_CHALLENGE:_ Exclude any images and output the remaining records exactly.

[START OF SOURCE MATERIAL]

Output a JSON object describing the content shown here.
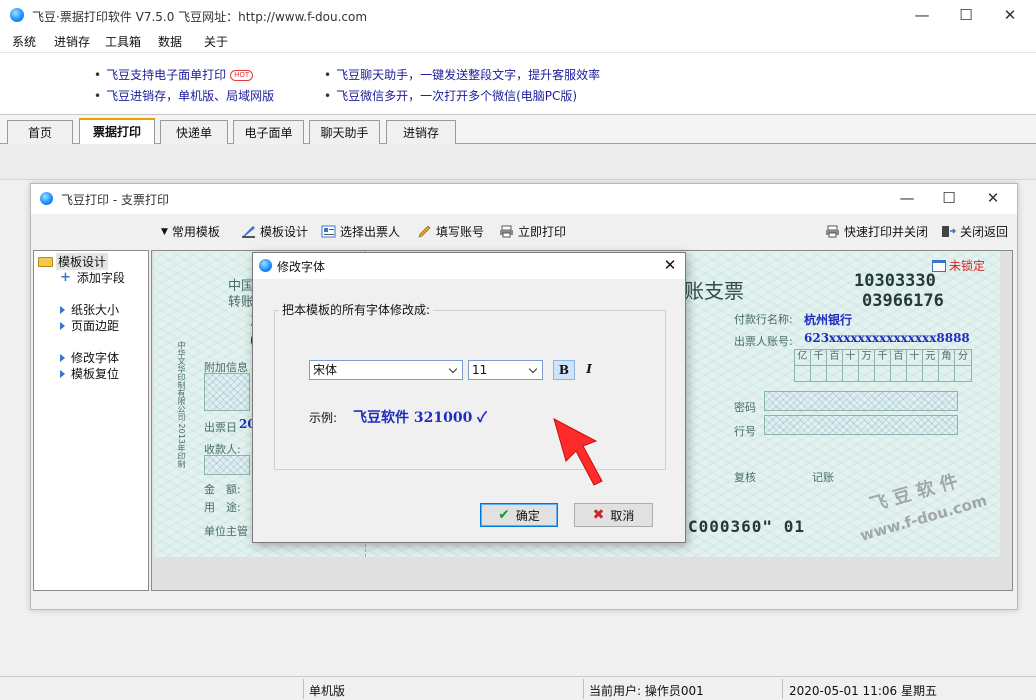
{
  "window": {
    "title": "飞豆·票据打印软件 V7.5.0   飞豆网址：http://www.f-dou.com",
    "minimize": "—",
    "maximize": "☐",
    "close": "✕"
  },
  "menu": [
    "系统",
    "进销存",
    "工具箱",
    "数据",
    "关于"
  ],
  "ads": {
    "left_1": "飞豆支持电子面单打印",
    "hot": "HOT",
    "left_2": "飞豆进销存，单机版、局域网版",
    "right_1": "飞豆聊天助手，一键发送整段文字，提升客服效率",
    "right_2": "飞豆微信多开，一次打开多个微信(电脑PC版)"
  },
  "tabs": [
    "首页",
    "票据打印",
    "快递单",
    "电子面单",
    "聊天助手",
    "进销存"
  ],
  "inner": {
    "title": "飞豆打印 - 支票打印",
    "toolbar": {
      "common_templates": "常用模板",
      "template_design": "模板设计",
      "select_drawer": "选择出票人",
      "fill_account": "填写账号",
      "print_now": "立即打印",
      "quick_print_close": "快速打印并关闭",
      "close_return": "关闭返回"
    },
    "tree": {
      "root": "模板设计",
      "items": [
        "添加字段",
        "纸张大小",
        "页面边距",
        "修改字体",
        "模板复位"
      ]
    }
  },
  "cheque": {
    "bank_frag_1": "中国",
    "bank_frag_2": "转账",
    "num_frag_1": "103",
    "num_frag_2": "039",
    "title_frag": "账支票",
    "code_1": "10303330",
    "code_2": "03966176",
    "payee_label": "付款行名称:",
    "payee_bank": "杭州银行",
    "account_label": "出票人账号:",
    "account_no": "623xxxxxxxxxxxxxxx8888",
    "digits": [
      "亿",
      "千",
      "百",
      "十",
      "万",
      "千",
      "百",
      "十",
      "元",
      "角",
      "分"
    ],
    "password_label": "密码",
    "row_label": "行号",
    "review": "复核",
    "bookkeep": "记账",
    "micr": "C000360\" 01",
    "stub_extra": "附加信息",
    "stub_date": "出票日",
    "stub_date_val": "20",
    "stub_payee": "收款人:",
    "stub_amount": "金　额:",
    "stub_use": "用　途:",
    "stub_supervisor": "单位主管",
    "stub_vertical": "中华文华印制有限公司·2013年印制",
    "unlocked": "未锁定",
    "wm_1": "飞 豆 软 件",
    "wm_2": "www.f-dou.com"
  },
  "dialog": {
    "title": "修改字体",
    "close": "✕",
    "group_label": "把本模板的所有字体修改成:",
    "font_name": "宋体",
    "font_size": "11",
    "bold": "B",
    "italic": "I",
    "sample_label": "示例:",
    "sample_text": "飞豆软件   321000   ✓",
    "ok": "确定",
    "cancel": "取消"
  },
  "status": {
    "mode": "单机版",
    "user": "当前用户: 操作员001",
    "datetime": "2020-05-01 11:06 星期五"
  },
  "colors": {
    "accent_blue": "#1d2dbf",
    "link_blue": "#1d1d9a",
    "unlocked_red": "#d32020",
    "arrow_red": "#ff2a2a"
  }
}
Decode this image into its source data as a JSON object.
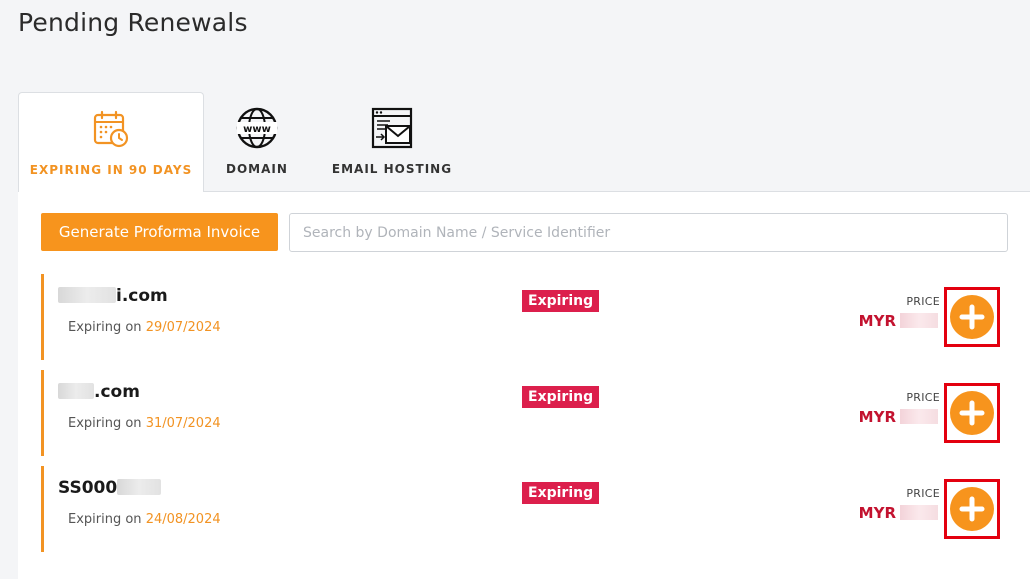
{
  "page": {
    "title": "Pending Renewals"
  },
  "tabs": [
    {
      "label": "EXPIRING IN 90 DAYS",
      "icon": "calendar-clock-icon",
      "active": true
    },
    {
      "label": "DOMAIN",
      "icon": "www-globe-icon",
      "active": false
    },
    {
      "label": "EMAIL HOSTING",
      "icon": "email-envelope-icon",
      "active": false
    }
  ],
  "toolbar": {
    "generate_label": "Generate Proforma Invoice",
    "search_placeholder": "Search by Domain Name / Service Identifier"
  },
  "renewals": [
    {
      "name_suffix": "i.com",
      "expiring_prefix": "Expiring on",
      "date": "29/07/2024",
      "status": "Expiring",
      "price_label": "PRICE",
      "currency": "MYR"
    },
    {
      "name_suffix": ".com",
      "expiring_prefix": "Expiring on",
      "date": "31/07/2024",
      "status": "Expiring",
      "price_label": "PRICE",
      "currency": "MYR"
    },
    {
      "name_prefix": "SS000",
      "expiring_prefix": "Expiring on",
      "date": "24/08/2024",
      "status": "Expiring",
      "price_label": "PRICE",
      "currency": "MYR"
    }
  ],
  "colors": {
    "accent": "#f7941d",
    "badge": "#dc1f4c",
    "price": "#c3122f",
    "highlight_box": "#e3000f"
  }
}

[END OF SOURCE MATERIAL]

_RESPONSE TO THE EXERCISE:_
Output a JSON object describing the content shown here.
{
  "window": {
    "title": "飞豆·票据打印软件 V7.5.0   飞豆网址：http://www.f-dou.com",
    "minimize": "—",
    "maximize": "☐",
    "close": "✕"
  },
  "menu": [
    "系统",
    "进销存",
    "工具箱",
    "数据",
    "关于"
  ],
  "ads": {
    "left_1": "飞豆支持电子面单打印",
    "hot": "HOT",
    "left_2": "飞豆进销存，单机版、局域网版",
    "right_1": "飞豆聊天助手，一键发送整段文字，提升客服效率",
    "right_2": "飞豆微信多开，一次打开多个微信(电脑PC版)"
  },
  "tabs": [
    "首页",
    "票据打印",
    "快递单",
    "电子面单",
    "聊天助手",
    "进销存"
  ],
  "inner": {
    "title": "飞豆打印 - 支票打印",
    "toolbar": {
      "common_templates": "常用模板",
      "template_design": "模板设计",
      "select_drawer": "选择出票人",
      "fill_account": "填写账号",
      "print_now": "立即打印",
      "quick_print_close": "快速打印并关闭",
      "close_return": "关闭返回"
    },
    "tree": {
      "root": "模板设计",
      "items": [
        "添加字段",
        "纸张大小",
        "页面边距",
        "修改字体",
        "模板复位"
      ]
    }
  },
  "cheque": {
    "bank_frag_1": "中国",
    "bank_frag_2": "转账",
    "num_frag_1": "103",
    "num_frag_2": "039",
    "title_frag": "账支票",
    "code_1": "10303330",
    "code_2": "03966176",
    "payee_label": "付款行名称:",
    "payee_bank": "杭州银行",
    "account_label": "出票人账号:",
    "account_no": "623xxxxxxxxxxxxxxx8888",
    "digits": [
      "亿",
      "千",
      "百",
      "十",
      "万",
      "千",
      "百",
      "十",
      "元",
      "角",
      "分"
    ],
    "password_label": "密码",
    "row_label": "行号",
    "review": "复核",
    "bookkeep": "记账",
    "micr": "C000360\" 01",
    "stub_extra": "附加信息",
    "stub_date": "出票日",
    "stub_date_val": "20",
    "stub_payee": "收款人:",
    "stub_amount": "金　额:",
    "stub_use": "用　途:",
    "stub_supervisor": "单位主管",
    "stub_vertical": "中华文华印制有限公司·2013年印制",
    "unlocked": "未锁定",
    "wm_1": "飞 豆 软 件",
    "wm_2": "www.f-dou.com"
  },
  "dialog": {
    "title": "修改字体",
    "close": "✕",
    "group_label": "把本模板的所有字体修改成:",
    "font_name": "宋体",
    "font_size": "11",
    "bold": "B",
    "italic": "I",
    "sample_label": "示例:",
    "sample_text": "飞豆软件   321000   ✓",
    "ok": "确定",
    "cancel": "取消"
  },
  "status": {
    "mode": "单机版",
    "user": "当前用户: 操作员001",
    "datetime": "2020-05-01 11:06 星期五"
  },
  "colors": {
    "accent_blue": "#1d2dbf",
    "link_blue": "#1d1d9a",
    "unlocked_red": "#d32020",
    "arrow_red": "#ff2a2a"
  }
}
Decode this image into its source data as a JSON object.
{
  "page": {
    "title": "Pending Renewals"
  },
  "tabs": [
    {
      "label": "EXPIRING IN 90 DAYS",
      "icon": "calendar-clock-icon",
      "active": true
    },
    {
      "label": "DOMAIN",
      "icon": "www-globe-icon",
      "active": false
    },
    {
      "label": "EMAIL HOSTING",
      "icon": "email-envelope-icon",
      "active": false
    }
  ],
  "toolbar": {
    "generate_label": "Generate Proforma Invoice",
    "search_placeholder": "Search by Domain Name / Service Identifier"
  },
  "renewals": [
    {
      "name_suffix": "i.com",
      "expiring_prefix": "Expiring on",
      "date": "29/07/2024",
      "status": "Expiring",
      "price_label": "PRICE",
      "currency": "MYR"
    },
    {
      "name_suffix": ".com",
      "expiring_prefix": "Expiring on",
      "date": "31/07/2024",
      "status": "Expiring",
      "price_label": "PRICE",
      "currency": "MYR"
    },
    {
      "name_prefix": "SS000",
      "expiring_prefix": "Expiring on",
      "date": "24/08/2024",
      "status": "Expiring",
      "price_label": "PRICE",
      "currency": "MYR"
    }
  ],
  "colors": {
    "accent": "#f7941d",
    "badge": "#dc1f4c",
    "price": "#c3122f",
    "highlight_box": "#e3000f"
  }
}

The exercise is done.